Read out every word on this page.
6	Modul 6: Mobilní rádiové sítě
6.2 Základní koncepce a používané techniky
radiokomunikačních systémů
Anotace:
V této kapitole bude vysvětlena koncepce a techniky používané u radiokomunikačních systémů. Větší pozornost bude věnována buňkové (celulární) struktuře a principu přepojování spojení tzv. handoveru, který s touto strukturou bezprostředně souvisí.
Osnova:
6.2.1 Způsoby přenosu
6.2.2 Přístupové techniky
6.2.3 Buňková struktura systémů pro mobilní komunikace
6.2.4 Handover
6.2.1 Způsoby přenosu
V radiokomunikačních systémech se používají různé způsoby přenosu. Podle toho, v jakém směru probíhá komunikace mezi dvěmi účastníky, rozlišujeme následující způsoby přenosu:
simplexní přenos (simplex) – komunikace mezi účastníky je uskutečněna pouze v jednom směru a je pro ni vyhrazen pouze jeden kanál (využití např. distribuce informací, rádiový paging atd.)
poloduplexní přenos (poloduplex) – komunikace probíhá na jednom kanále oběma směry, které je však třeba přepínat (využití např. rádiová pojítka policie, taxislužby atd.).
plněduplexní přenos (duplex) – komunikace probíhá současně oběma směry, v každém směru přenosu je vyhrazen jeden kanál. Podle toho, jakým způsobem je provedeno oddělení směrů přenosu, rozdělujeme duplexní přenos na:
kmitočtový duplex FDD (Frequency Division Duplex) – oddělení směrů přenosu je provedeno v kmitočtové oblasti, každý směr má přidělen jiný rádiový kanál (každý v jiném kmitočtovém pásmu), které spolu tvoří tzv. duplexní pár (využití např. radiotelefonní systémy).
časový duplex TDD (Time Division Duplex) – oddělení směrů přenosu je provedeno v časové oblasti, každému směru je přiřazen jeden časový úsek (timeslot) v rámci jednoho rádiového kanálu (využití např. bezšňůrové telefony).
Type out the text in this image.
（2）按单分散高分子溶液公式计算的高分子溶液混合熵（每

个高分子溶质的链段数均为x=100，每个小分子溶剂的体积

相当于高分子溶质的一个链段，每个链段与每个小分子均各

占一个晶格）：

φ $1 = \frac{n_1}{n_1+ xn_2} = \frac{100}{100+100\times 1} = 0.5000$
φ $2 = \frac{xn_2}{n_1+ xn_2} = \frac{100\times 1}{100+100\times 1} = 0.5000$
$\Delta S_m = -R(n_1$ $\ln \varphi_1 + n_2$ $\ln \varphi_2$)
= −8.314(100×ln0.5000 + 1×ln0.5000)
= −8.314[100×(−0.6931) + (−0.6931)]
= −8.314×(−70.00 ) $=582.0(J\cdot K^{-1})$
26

========

Retype the data in full and match it exactly.

Written response =
Read out every word on this page.
6	Modul 6: Mobilní rádiové sítě
6.2 Základní koncepce a používané techniky
radiokomunikačních systémů
Anotace:
V této kapitole bude vysvětlena koncepce a techniky používané u radiokomunikačních systémů. Větší pozornost bude věnována buňkové (celulární) struktuře a principu přepojování spojení tzv. handoveru, který s touto strukturou bezprostředně souvisí.
Osnova:
6.2.1 Způsoby přenosu
6.2.2 Přístupové techniky
6.2.3 Buňková struktura systémů pro mobilní komunikace
6.2.4 Handover
6.2.1 Způsoby přenosu
V radiokomunikačních systémech se používají různé způsoby přenosu. Podle toho, v jakém směru probíhá komunikace mezi dvěmi účastníky, rozlišujeme následující způsoby přenosu:
simplexní přenos (simplex) – komunikace mezi účastníky je uskutečněna pouze v jednom směru a je pro ni vyhrazen pouze jeden kanál (využití např. distribuce informací, rádiový paging atd.)
poloduplexní přenos (poloduplex) – komunikace probíhá na jednom kanále oběma směry, které je však třeba přepínat (využití např. rádiová pojítka policie, taxislužby atd.).
plněduplexní přenos (duplex) – komunikace probíhá současně oběma směry, v každém směru přenosu je vyhrazen jeden kanál. Podle toho, jakým způsobem je provedeno oddělení směrů přenosu, rozdělujeme duplexní přenos na:
kmitočtový duplex FDD (Frequency Division Duplex) – oddělení směrů přenosu je provedeno v kmitočtové oblasti, každý směr má přidělen jiný rádiový kanál (každý v jiném kmitočtovém pásmu), které spolu tvoří tzv. duplexní pár (využití např. radiotelefonní systémy).
časový duplex TDD (Time Division Duplex) – oddělení směrů přenosu je provedeno v časové oblasti, každému směru je přiřazen jeden časový úsek (timeslot) v rámci jednoho rádiového kanálu (využití např. bezšňůrové telefony).
Type out the text in this image.
（2）按单分散高分子溶液公式计算的高分子溶液混合熵（每

个高分子溶质的链段数均为x=100，每个小分子溶剂的体积

相当于高分子溶质的一个链段，每个链段与每个小分子均各

占一个晶格）：

φ $1 = \frac{n_1}{n_1+ xn_2} = \frac{100}{100+100\times 1} = 0.5000$
φ $2 = \frac{xn_2}{n_1+ xn_2} = \frac{100\times 1}{100+100\times 1} = 0.5000$
$\Delta S_m = -R(n_1$ $\ln \varphi_1 + n_2$ $\ln \varphi_2$)
= −8.314(100×ln0.5000 + 1×ln0.5000)
= −8.314[100×(−0.6931) + (−0.6931)]
= −8.314×(−70.00 ) $=582.0(J\cdot K^{-1})$
26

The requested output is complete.